§ Exercise description: Copy the following records word for word.

§ Supplied material:
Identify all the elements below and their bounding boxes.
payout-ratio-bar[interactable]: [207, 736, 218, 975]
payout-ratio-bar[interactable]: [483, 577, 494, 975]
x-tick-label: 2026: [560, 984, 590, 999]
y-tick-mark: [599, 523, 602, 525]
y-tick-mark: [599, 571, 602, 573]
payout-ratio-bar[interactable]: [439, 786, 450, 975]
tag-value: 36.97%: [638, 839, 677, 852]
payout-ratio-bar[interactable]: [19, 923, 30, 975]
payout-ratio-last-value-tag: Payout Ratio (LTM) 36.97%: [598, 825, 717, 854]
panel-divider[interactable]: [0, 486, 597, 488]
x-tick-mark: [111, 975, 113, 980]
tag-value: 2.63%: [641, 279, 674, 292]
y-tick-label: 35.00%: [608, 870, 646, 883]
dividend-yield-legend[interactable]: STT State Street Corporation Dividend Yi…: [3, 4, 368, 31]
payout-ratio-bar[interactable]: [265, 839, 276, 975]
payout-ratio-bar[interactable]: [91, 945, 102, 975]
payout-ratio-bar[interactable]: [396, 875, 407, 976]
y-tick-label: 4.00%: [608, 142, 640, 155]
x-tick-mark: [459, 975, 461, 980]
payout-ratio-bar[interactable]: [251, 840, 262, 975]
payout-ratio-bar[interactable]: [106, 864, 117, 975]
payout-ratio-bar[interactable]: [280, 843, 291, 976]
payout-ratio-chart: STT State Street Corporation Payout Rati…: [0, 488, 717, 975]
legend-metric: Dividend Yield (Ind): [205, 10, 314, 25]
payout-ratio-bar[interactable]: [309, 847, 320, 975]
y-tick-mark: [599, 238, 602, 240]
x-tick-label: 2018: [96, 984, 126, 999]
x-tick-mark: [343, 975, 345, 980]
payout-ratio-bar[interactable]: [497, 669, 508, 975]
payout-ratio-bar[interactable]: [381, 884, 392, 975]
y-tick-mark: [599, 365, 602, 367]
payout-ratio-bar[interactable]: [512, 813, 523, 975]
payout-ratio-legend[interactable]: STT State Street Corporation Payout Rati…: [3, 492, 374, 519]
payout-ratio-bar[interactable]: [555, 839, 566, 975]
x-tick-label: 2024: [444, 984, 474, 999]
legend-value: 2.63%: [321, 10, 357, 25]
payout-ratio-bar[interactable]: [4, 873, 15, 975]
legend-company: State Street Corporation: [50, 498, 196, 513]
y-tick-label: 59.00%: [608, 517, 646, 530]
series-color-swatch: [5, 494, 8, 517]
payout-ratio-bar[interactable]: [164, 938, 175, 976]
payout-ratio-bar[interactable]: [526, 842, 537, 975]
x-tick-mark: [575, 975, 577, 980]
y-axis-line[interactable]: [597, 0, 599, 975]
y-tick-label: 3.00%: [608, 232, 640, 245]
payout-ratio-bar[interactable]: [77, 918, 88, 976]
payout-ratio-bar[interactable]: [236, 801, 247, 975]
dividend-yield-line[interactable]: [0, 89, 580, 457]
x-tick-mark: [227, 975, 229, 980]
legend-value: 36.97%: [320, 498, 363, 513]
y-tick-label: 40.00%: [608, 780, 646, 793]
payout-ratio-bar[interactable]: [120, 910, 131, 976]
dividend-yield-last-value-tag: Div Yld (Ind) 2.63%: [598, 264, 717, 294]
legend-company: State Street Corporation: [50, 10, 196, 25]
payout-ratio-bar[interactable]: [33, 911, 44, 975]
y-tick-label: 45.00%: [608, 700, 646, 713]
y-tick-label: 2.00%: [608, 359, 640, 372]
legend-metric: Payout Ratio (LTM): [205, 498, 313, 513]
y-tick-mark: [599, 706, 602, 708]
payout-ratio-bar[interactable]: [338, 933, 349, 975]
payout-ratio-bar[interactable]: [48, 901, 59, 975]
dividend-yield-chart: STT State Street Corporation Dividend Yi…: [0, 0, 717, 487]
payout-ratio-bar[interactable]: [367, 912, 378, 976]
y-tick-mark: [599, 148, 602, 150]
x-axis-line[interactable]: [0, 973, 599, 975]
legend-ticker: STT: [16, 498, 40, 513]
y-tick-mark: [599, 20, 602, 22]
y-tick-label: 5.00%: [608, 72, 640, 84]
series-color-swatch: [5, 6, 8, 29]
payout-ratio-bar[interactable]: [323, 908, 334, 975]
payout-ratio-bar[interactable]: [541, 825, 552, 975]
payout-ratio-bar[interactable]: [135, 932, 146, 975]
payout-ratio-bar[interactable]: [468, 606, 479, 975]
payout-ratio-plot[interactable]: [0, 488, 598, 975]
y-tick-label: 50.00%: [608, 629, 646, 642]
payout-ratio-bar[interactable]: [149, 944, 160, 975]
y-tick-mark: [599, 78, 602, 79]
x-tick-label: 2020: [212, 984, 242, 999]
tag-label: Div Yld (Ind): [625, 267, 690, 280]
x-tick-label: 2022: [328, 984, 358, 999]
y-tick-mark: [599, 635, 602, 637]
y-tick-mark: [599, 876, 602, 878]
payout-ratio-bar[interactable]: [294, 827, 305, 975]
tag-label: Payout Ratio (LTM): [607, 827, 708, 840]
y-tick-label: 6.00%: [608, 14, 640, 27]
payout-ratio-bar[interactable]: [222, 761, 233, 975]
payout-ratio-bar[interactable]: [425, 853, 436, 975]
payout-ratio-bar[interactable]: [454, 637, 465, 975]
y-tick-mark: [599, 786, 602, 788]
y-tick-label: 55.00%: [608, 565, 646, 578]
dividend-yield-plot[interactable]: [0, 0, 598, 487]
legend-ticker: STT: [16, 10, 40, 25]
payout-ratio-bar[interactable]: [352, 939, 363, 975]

§ Solution for this exercise:
Identify all the elements below and their bounding boxes.
payout-ratio-bar[interactable]: [207, 736, 218, 975]
payout-ratio-bar[interactable]: [483, 577, 494, 975]
x-tick-label: 2026: [560, 984, 590, 999]
y-tick-mark: [599, 523, 602, 525]
y-tick-mark: [599, 571, 602, 573]
payout-ratio-bar[interactable]: [439, 786, 450, 975]
tag-value: 36.97%: [638, 839, 677, 852]
payout-ratio-bar[interactable]: [19, 923, 30, 975]
payout-ratio-last-value-tag: Payout Ratio (LTM) 36.97%: [598, 825, 717, 854]
panel-divider[interactable]: [0, 486, 597, 488]
x-tick-mark: [111, 975, 113, 980]
tag-value: 2.63%: [641, 279, 674, 292]
y-tick-label: 35.00%: [608, 870, 646, 883]
dividend-yield-legend[interactable]: STT State Street Corporation Dividend Yi…: [3, 4, 368, 31]
payout-ratio-bar[interactable]: [265, 839, 276, 975]
payout-ratio-bar[interactable]: [91, 945, 102, 975]
payout-ratio-bar[interactable]: [396, 875, 407, 976]
y-tick-label: 4.00%: [608, 142, 640, 155]
x-tick-mark: [459, 975, 461, 980]
payout-ratio-bar[interactable]: [251, 840, 262, 975]
payout-ratio-bar[interactable]: [106, 864, 117, 975]
payout-ratio-bar[interactable]: [280, 843, 291, 976]
payout-ratio-chart: STT State Street Corporation Payout Rati…: [0, 488, 717, 975]
legend-metric: Dividend Yield (Ind): [205, 10, 314, 25]
payout-ratio-bar[interactable]: [309, 847, 320, 975]
y-tick-mark: [599, 238, 602, 240]
x-tick-label: 2018: [96, 984, 126, 999]
x-tick-mark: [343, 975, 345, 980]
payout-ratio-bar[interactable]: [497, 669, 508, 975]
payout-ratio-bar[interactable]: [381, 884, 392, 975]
y-tick-mark: [599, 365, 602, 367]
payout-ratio-bar[interactable]: [512, 813, 523, 975]
payout-ratio-legend[interactable]: STT State Street Corporation Payout Rati…: [3, 492, 374, 519]
payout-ratio-bar[interactable]: [555, 839, 566, 975]
x-tick-label: 2024: [444, 984, 474, 999]
legend-value: 2.63%: [321, 10, 357, 25]
payout-ratio-bar[interactable]: [4, 873, 15, 975]
legend-company: State Street Corporation: [50, 498, 196, 513]
y-tick-label: 59.00%: [608, 517, 646, 530]
series-color-swatch: [5, 494, 8, 517]
payout-ratio-bar[interactable]: [164, 938, 175, 976]
payout-ratio-bar[interactable]: [526, 842, 537, 975]
x-tick-mark: [575, 975, 577, 980]
y-axis-line[interactable]: [597, 0, 599, 975]
y-tick-label: 3.00%: [608, 232, 640, 245]
payout-ratio-bar[interactable]: [77, 918, 88, 976]
payout-ratio-bar[interactable]: [236, 801, 247, 975]
dividend-yield-line[interactable]: [0, 89, 580, 457]
x-tick-mark: [227, 975, 229, 980]
legend-value: 36.97%: [320, 498, 363, 513]
y-tick-label: 40.00%: [608, 780, 646, 793]
payout-ratio-bar[interactable]: [120, 910, 131, 976]
dividend-yield-last-value-tag: Div Yld (Ind) 2.63%: [598, 264, 717, 294]
legend-company: State Street Corporation: [50, 10, 196, 25]
payout-ratio-bar[interactable]: [33, 911, 44, 975]
y-tick-label: 45.00%: [608, 700, 646, 713]
y-tick-label: 2.00%: [608, 359, 640, 372]
legend-metric: Payout Ratio (LTM): [205, 498, 313, 513]
y-tick-mark: [599, 706, 602, 708]
payout-ratio-bar[interactable]: [338, 933, 349, 975]
payout-ratio-bar[interactable]: [48, 901, 59, 975]
dividend-yield-chart: STT State Street Corporation Dividend Yi…: [0, 0, 717, 487]
payout-ratio-bar[interactable]: [367, 912, 378, 976]
y-tick-mark: [599, 148, 602, 150]
x-axis-line[interactable]: [0, 973, 599, 975]
legend-ticker: STT: [16, 498, 40, 513]
y-tick-mark: [599, 20, 602, 22]
y-tick-label: 5.00%: [608, 72, 640, 84]
series-color-swatch: [5, 6, 8, 29]
payout-ratio-bar[interactable]: [323, 908, 334, 975]
payout-ratio-bar[interactable]: [541, 825, 552, 975]
payout-ratio-bar[interactable]: [135, 932, 146, 975]
payout-ratio-bar[interactable]: [468, 606, 479, 975]
payout-ratio-plot[interactable]: [0, 488, 598, 975]
y-tick-label: 50.00%: [608, 629, 646, 642]
payout-ratio-bar[interactable]: [149, 944, 160, 975]
y-tick-mark: [599, 78, 602, 79]
x-tick-label: 2020: [212, 984, 242, 999]
tag-label: Div Yld (Ind): [625, 267, 690, 280]
x-tick-label: 2022: [328, 984, 358, 999]
y-tick-mark: [599, 635, 602, 637]
y-tick-mark: [599, 876, 602, 878]
payout-ratio-bar[interactable]: [294, 827, 305, 975]
tag-label: Payout Ratio (LTM): [607, 827, 708, 840]
y-tick-label: 6.00%: [608, 14, 640, 27]
payout-ratio-bar[interactable]: [222, 761, 233, 975]
payout-ratio-bar[interactable]: [425, 853, 436, 975]
payout-ratio-bar[interactable]: [454, 637, 465, 975]
y-tick-mark: [599, 786, 602, 788]
y-tick-label: 55.00%: [608, 565, 646, 578]
dividend-yield-plot[interactable]: [0, 0, 598, 487]
legend-ticker: STT: [16, 10, 40, 25]
payout-ratio-bar[interactable]: [352, 939, 363, 975]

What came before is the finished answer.